▸ **Exercise instructions**:
Collect every line in the records below that contains the word "bicycle".

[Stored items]
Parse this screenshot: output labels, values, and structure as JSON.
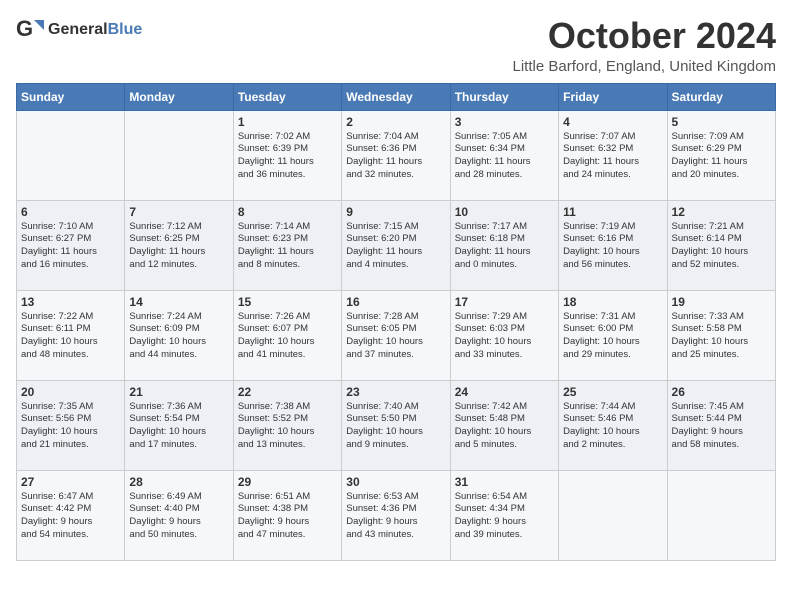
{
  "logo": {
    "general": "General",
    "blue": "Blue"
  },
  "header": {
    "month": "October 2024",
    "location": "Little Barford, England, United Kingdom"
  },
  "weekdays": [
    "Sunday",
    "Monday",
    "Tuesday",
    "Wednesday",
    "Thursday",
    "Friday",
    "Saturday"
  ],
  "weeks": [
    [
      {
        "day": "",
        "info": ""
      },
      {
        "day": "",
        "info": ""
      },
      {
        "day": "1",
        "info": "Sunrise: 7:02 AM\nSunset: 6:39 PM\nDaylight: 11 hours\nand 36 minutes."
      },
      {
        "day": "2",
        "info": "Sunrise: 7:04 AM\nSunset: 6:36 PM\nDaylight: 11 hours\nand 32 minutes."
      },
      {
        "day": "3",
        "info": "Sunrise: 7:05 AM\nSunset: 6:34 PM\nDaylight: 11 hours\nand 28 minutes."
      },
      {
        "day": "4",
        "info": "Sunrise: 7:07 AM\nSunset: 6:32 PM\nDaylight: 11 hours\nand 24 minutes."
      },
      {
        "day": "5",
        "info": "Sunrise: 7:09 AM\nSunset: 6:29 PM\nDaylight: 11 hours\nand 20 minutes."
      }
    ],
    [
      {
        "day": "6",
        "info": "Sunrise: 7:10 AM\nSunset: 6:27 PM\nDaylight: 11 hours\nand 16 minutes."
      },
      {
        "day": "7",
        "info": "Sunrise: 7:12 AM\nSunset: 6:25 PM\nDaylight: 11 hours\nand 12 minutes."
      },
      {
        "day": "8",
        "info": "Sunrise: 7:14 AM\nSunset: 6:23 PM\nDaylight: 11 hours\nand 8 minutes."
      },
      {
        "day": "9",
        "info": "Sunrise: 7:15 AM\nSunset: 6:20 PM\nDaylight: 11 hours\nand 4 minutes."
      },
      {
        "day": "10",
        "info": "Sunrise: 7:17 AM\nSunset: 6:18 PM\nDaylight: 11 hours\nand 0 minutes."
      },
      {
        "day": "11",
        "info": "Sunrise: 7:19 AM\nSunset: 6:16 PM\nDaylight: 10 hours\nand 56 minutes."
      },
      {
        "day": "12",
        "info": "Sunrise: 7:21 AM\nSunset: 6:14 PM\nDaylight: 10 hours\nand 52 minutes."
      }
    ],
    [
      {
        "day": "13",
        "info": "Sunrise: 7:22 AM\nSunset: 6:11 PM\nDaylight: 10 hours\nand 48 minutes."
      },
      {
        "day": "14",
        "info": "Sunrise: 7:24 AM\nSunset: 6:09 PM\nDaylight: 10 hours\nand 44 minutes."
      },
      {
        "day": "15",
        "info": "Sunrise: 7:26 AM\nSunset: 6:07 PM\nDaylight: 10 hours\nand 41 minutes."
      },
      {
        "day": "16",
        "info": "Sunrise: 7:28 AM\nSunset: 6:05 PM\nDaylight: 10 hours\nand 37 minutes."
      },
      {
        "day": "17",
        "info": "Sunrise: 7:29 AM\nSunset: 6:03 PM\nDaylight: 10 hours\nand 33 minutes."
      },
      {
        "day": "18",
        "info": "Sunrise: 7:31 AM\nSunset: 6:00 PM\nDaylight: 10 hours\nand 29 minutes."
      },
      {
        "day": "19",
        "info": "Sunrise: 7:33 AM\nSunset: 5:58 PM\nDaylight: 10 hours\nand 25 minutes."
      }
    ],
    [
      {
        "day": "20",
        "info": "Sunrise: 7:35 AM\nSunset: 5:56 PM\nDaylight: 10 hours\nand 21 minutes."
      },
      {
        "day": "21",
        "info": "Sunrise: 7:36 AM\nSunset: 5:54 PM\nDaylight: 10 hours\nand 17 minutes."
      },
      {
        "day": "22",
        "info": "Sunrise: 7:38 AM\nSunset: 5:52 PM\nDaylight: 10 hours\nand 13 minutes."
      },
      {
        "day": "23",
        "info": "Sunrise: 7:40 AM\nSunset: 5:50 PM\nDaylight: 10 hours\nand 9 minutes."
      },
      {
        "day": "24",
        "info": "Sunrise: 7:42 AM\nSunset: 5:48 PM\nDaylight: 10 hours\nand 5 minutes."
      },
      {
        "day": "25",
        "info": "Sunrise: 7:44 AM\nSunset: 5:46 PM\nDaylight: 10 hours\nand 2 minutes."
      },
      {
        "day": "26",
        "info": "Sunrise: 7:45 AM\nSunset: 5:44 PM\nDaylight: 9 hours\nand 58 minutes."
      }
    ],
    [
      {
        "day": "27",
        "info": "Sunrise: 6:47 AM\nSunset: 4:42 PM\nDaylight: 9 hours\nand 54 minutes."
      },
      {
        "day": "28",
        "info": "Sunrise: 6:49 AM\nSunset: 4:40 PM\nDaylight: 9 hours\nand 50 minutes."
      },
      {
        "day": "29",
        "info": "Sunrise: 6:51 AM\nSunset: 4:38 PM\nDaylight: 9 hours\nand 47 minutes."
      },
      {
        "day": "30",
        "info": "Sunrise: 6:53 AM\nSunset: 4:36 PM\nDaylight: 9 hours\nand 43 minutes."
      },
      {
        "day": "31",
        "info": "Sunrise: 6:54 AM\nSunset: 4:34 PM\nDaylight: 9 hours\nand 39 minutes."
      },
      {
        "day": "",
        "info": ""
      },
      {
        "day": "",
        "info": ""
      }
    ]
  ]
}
* * *
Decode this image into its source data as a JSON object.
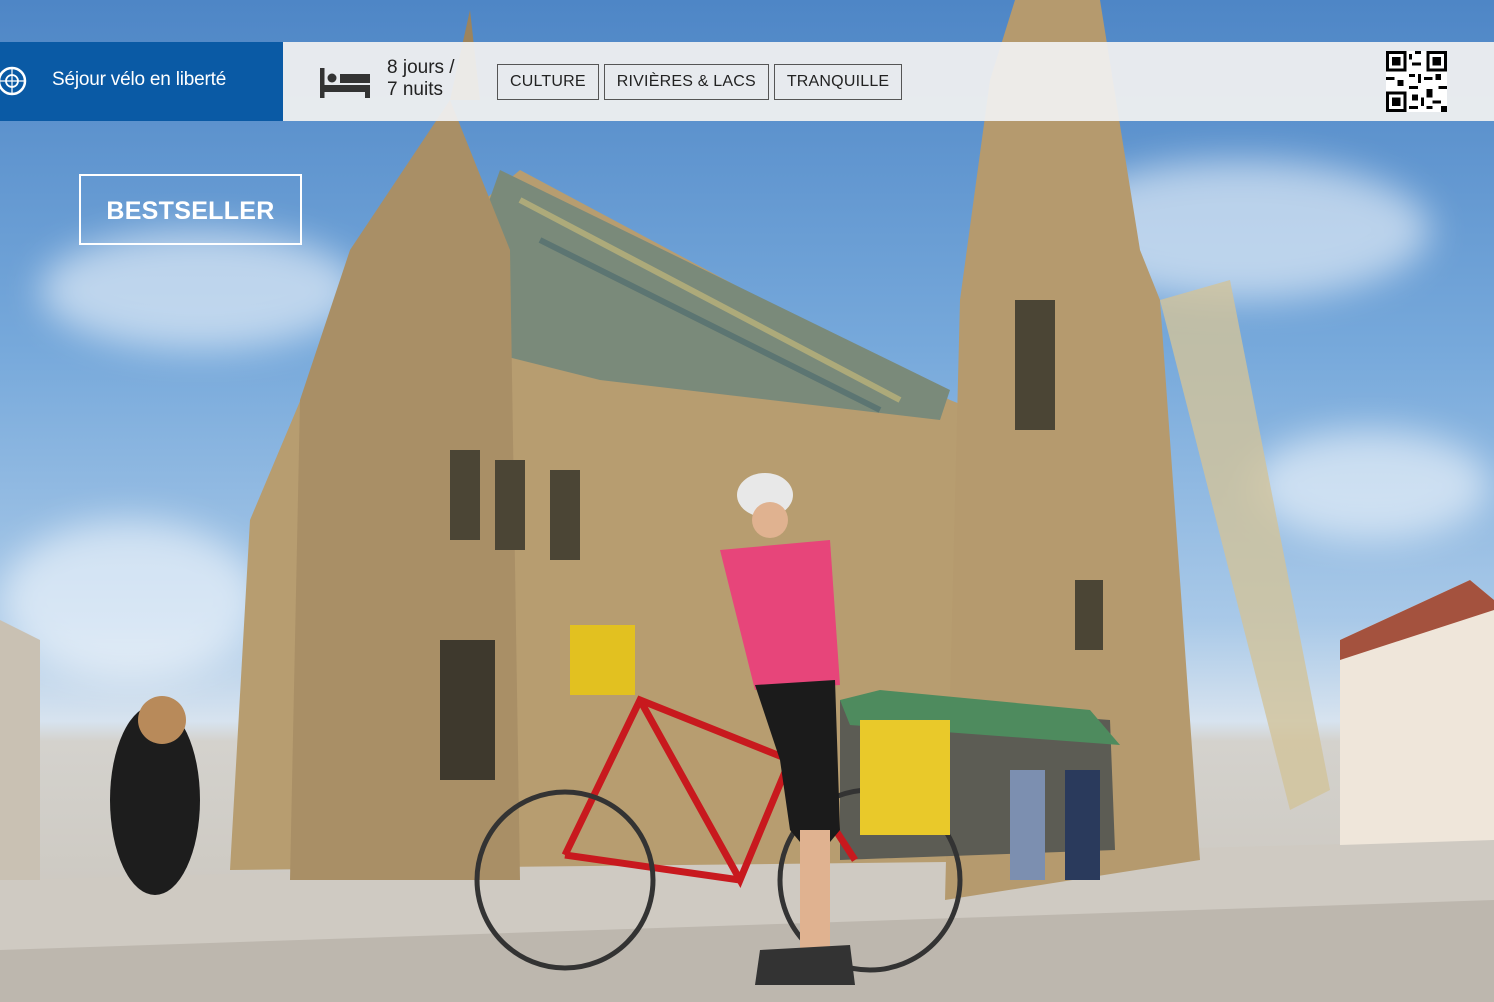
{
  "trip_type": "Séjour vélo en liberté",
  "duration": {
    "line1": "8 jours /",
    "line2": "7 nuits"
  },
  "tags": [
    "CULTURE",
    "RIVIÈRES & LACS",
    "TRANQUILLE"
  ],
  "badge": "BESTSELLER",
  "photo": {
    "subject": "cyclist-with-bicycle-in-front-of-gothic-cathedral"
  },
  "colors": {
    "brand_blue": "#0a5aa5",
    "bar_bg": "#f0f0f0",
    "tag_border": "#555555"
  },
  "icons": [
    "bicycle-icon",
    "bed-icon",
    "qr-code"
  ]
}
* * *
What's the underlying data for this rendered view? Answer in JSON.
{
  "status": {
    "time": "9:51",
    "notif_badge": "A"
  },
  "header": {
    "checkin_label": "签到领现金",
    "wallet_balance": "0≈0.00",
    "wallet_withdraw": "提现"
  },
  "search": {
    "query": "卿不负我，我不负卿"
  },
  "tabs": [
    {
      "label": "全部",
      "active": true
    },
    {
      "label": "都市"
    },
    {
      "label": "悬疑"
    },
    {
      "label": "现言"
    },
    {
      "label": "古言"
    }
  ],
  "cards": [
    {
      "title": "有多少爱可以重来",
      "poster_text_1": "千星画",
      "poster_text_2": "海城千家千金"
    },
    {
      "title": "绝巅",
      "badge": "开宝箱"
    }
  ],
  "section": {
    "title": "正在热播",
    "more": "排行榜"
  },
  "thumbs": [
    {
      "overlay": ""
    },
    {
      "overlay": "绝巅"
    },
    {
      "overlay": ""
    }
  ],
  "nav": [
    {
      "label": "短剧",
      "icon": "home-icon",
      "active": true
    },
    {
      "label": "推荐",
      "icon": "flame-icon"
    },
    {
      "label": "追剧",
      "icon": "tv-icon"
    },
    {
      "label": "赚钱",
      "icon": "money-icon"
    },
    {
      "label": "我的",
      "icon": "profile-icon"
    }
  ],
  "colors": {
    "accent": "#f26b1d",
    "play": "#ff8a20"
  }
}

▸ **Output of the exercise**:
    "subject": "cyclist-with-bicycle-in-front-of-gothic-cathedral"
    "bicycle-icon",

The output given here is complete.